* [EXERCISE OBJECTIVE] Drop every picture, then transcribe the remaining data exactly.

┌────────

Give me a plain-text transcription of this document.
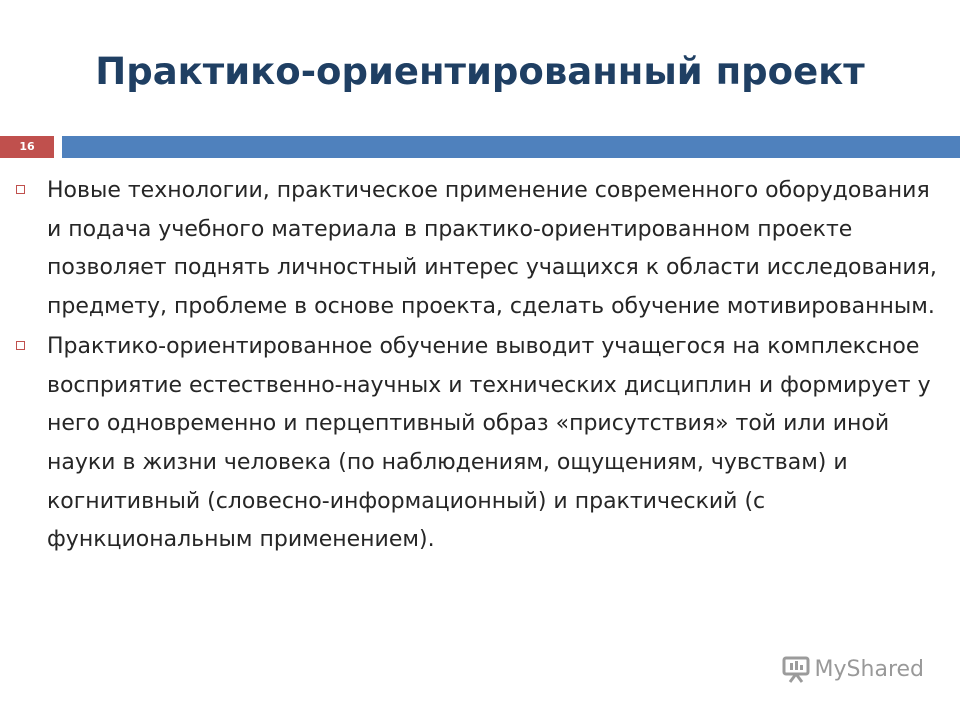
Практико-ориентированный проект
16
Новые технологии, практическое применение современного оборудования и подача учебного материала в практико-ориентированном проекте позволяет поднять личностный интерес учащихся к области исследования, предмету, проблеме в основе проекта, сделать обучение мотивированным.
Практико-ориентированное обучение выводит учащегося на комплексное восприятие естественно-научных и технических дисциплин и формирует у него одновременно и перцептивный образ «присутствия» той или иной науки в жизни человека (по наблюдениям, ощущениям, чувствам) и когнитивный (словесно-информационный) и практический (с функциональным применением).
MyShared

└────────

* [SOLUTION TO THIS PROBLEM]
Give me a plain-text transcription of this document.
Практико-ориентированный проект
16
Новые технологии, практическое применение современного оборудования и подача учебного материала в практико-ориентированном проекте позволяет поднять личностный интерес учащихся к области исследования, предмету, проблеме в основе проекта, сделать обучение мотивированным.
Практико-ориентированное обучение выводит учащегося на комплексное восприятие естественно-научных и технических дисциплин и формирует у него одновременно и перцептивный образ «присутствия» той или иной науки в жизни человека (по наблюдениям, ощущениям, чувствам) и когнитивный (словесно-информационный) и практический (с функциональным применением).
MyShared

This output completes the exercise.